> _TASK INSTRUCTIONS_: Restate all the material verbatim, except for the pictures.

> _INPUT FOR THIS TASK_:
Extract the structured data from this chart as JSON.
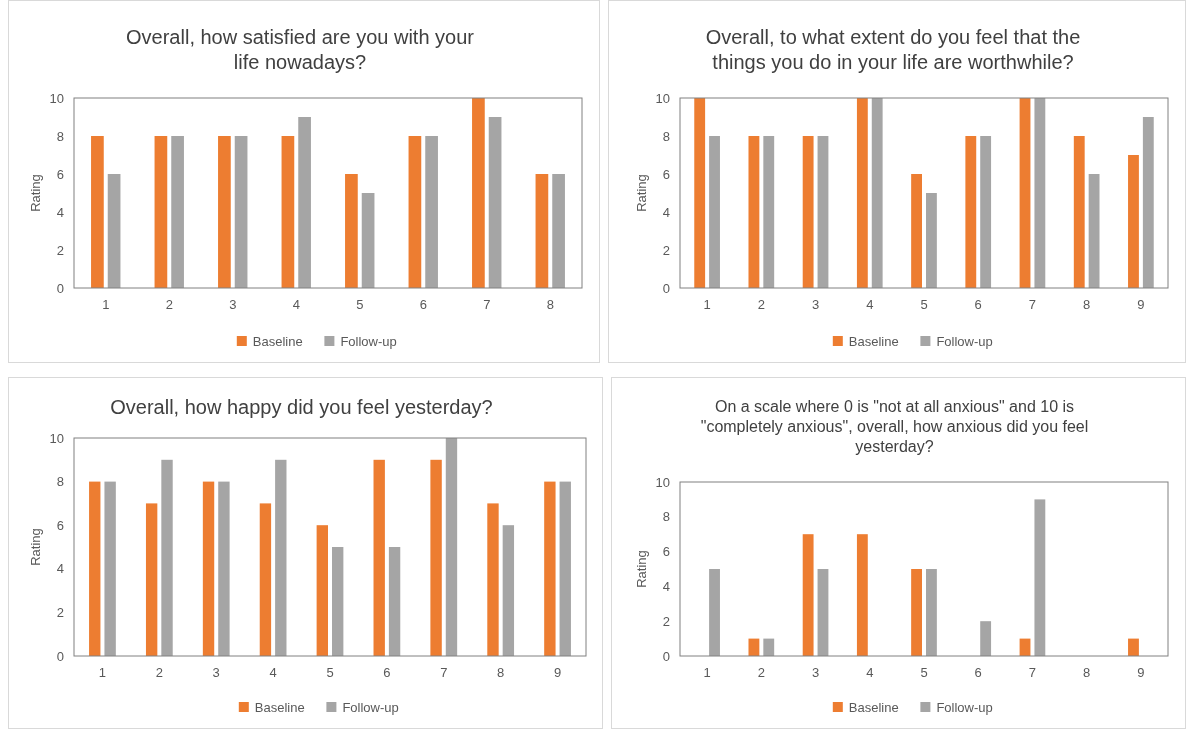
{
  "chart_data": [
    {
      "type": "bar",
      "title": "Overall, how satisfied are you with your life nowadays?",
      "ylabel": "Rating",
      "categories": [
        "1",
        "2",
        "3",
        "4",
        "5",
        "6",
        "7",
        "8"
      ],
      "series": [
        {
          "name": "Baseline",
          "color": "#ed7d31",
          "values": [
            8,
            8,
            8,
            8,
            6,
            8,
            10,
            6
          ]
        },
        {
          "name": "Follow-up",
          "color": "#a5a5a5",
          "values": [
            6,
            8,
            8,
            9,
            5,
            8,
            9,
            6
          ]
        }
      ],
      "ylim": [
        0,
        10
      ],
      "yticks": [
        0,
        2,
        4,
        6,
        8,
        10
      ],
      "grid": false,
      "legend": "bottom"
    },
    {
      "type": "bar",
      "title": "Overall, to what extent do you feel that the things you do in your life are worthwhile?",
      "ylabel": "Rating",
      "categories": [
        "1",
        "2",
        "3",
        "4",
        "5",
        "6",
        "7",
        "8",
        "9"
      ],
      "series": [
        {
          "name": "Baseline",
          "color": "#ed7d31",
          "values": [
            10,
            8,
            8,
            10,
            6,
            8,
            10,
            8,
            7
          ]
        },
        {
          "name": "Follow-up",
          "color": "#a5a5a5",
          "values": [
            8,
            8,
            8,
            10,
            5,
            8,
            10,
            6,
            9
          ]
        }
      ],
      "ylim": [
        0,
        10
      ],
      "yticks": [
        0,
        2,
        4,
        6,
        8,
        10
      ],
      "grid": false,
      "legend": "bottom"
    },
    {
      "type": "bar",
      "title": "Overall, how happy did you feel yesterday?",
      "ylabel": "Rating",
      "categories": [
        "1",
        "2",
        "3",
        "4",
        "5",
        "6",
        "7",
        "8",
        "9"
      ],
      "series": [
        {
          "name": "Baseline",
          "color": "#ed7d31",
          "values": [
            8,
            7,
            8,
            7,
            6,
            9,
            9,
            7,
            8
          ]
        },
        {
          "name": "Follow-up",
          "color": "#a5a5a5",
          "values": [
            8,
            9,
            8,
            9,
            5,
            5,
            10,
            6,
            8
          ]
        }
      ],
      "ylim": [
        0,
        10
      ],
      "yticks": [
        0,
        2,
        4,
        6,
        8,
        10
      ],
      "grid": false,
      "legend": "bottom"
    },
    {
      "type": "bar",
      "title": "On a scale where 0 is \"not at all anxious\" and 10 is \"completely anxious\", overall, how anxious did you feel yesterday?",
      "ylabel": "Rating",
      "categories": [
        "1",
        "2",
        "3",
        "4",
        "5",
        "6",
        "7",
        "8",
        "9"
      ],
      "series": [
        {
          "name": "Baseline",
          "color": "#ed7d31",
          "values": [
            0,
            1,
            7,
            7,
            5,
            0,
            1,
            0,
            1
          ]
        },
        {
          "name": "Follow-up",
          "color": "#a5a5a5",
          "values": [
            5,
            1,
            5,
            0,
            5,
            2,
            9,
            0,
            0
          ]
        }
      ],
      "ylim": [
        0,
        10
      ],
      "yticks": [
        0,
        2,
        4,
        6,
        8,
        10
      ],
      "grid": false,
      "legend": "bottom"
    }
  ]
}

> _ANSWER BELOW_:
Extract the structured data from this chart as JSON.
{
  "chart_data": [
    {
      "type": "bar",
      "title": "Overall, how satisfied are you with your life nowadays?",
      "ylabel": "Rating",
      "categories": [
        "1",
        "2",
        "3",
        "4",
        "5",
        "6",
        "7",
        "8"
      ],
      "series": [
        {
          "name": "Baseline",
          "color": "#ed7d31",
          "values": [
            8,
            8,
            8,
            8,
            6,
            8,
            10,
            6
          ]
        },
        {
          "name": "Follow-up",
          "color": "#a5a5a5",
          "values": [
            6,
            8,
            8,
            9,
            5,
            8,
            9,
            6
          ]
        }
      ],
      "ylim": [
        0,
        10
      ],
      "yticks": [
        0,
        2,
        4,
        6,
        8,
        10
      ],
      "grid": false,
      "legend": "bottom"
    },
    {
      "type": "bar",
      "title": "Overall, to what extent do you feel that the things you do in your life are worthwhile?",
      "ylabel": "Rating",
      "categories": [
        "1",
        "2",
        "3",
        "4",
        "5",
        "6",
        "7",
        "8",
        "9"
      ],
      "series": [
        {
          "name": "Baseline",
          "color": "#ed7d31",
          "values": [
            10,
            8,
            8,
            10,
            6,
            8,
            10,
            8,
            7
          ]
        },
        {
          "name": "Follow-up",
          "color": "#a5a5a5",
          "values": [
            8,
            8,
            8,
            10,
            5,
            8,
            10,
            6,
            9
          ]
        }
      ],
      "ylim": [
        0,
        10
      ],
      "yticks": [
        0,
        2,
        4,
        6,
        8,
        10
      ],
      "grid": false,
      "legend": "bottom"
    },
    {
      "type": "bar",
      "title": "Overall, how happy did you feel yesterday?",
      "ylabel": "Rating",
      "categories": [
        "1",
        "2",
        "3",
        "4",
        "5",
        "6",
        "7",
        "8",
        "9"
      ],
      "series": [
        {
          "name": "Baseline",
          "color": "#ed7d31",
          "values": [
            8,
            7,
            8,
            7,
            6,
            9,
            9,
            7,
            8
          ]
        },
        {
          "name": "Follow-up",
          "color": "#a5a5a5",
          "values": [
            8,
            9,
            8,
            9,
            5,
            5,
            10,
            6,
            8
          ]
        }
      ],
      "ylim": [
        0,
        10
      ],
      "yticks": [
        0,
        2,
        4,
        6,
        8,
        10
      ],
      "grid": false,
      "legend": "bottom"
    },
    {
      "type": "bar",
      "title": "On a scale where 0 is \"not at all anxious\" and 10 is \"completely anxious\", overall, how anxious did you feel yesterday?",
      "ylabel": "Rating",
      "categories": [
        "1",
        "2",
        "3",
        "4",
        "5",
        "6",
        "7",
        "8",
        "9"
      ],
      "series": [
        {
          "name": "Baseline",
          "color": "#ed7d31",
          "values": [
            0,
            1,
            7,
            7,
            5,
            0,
            1,
            0,
            1
          ]
        },
        {
          "name": "Follow-up",
          "color": "#a5a5a5",
          "values": [
            5,
            1,
            5,
            0,
            5,
            2,
            9,
            0,
            0
          ]
        }
      ],
      "ylim": [
        0,
        10
      ],
      "yticks": [
        0,
        2,
        4,
        6,
        8,
        10
      ],
      "grid": false,
      "legend": "bottom"
    }
  ]
}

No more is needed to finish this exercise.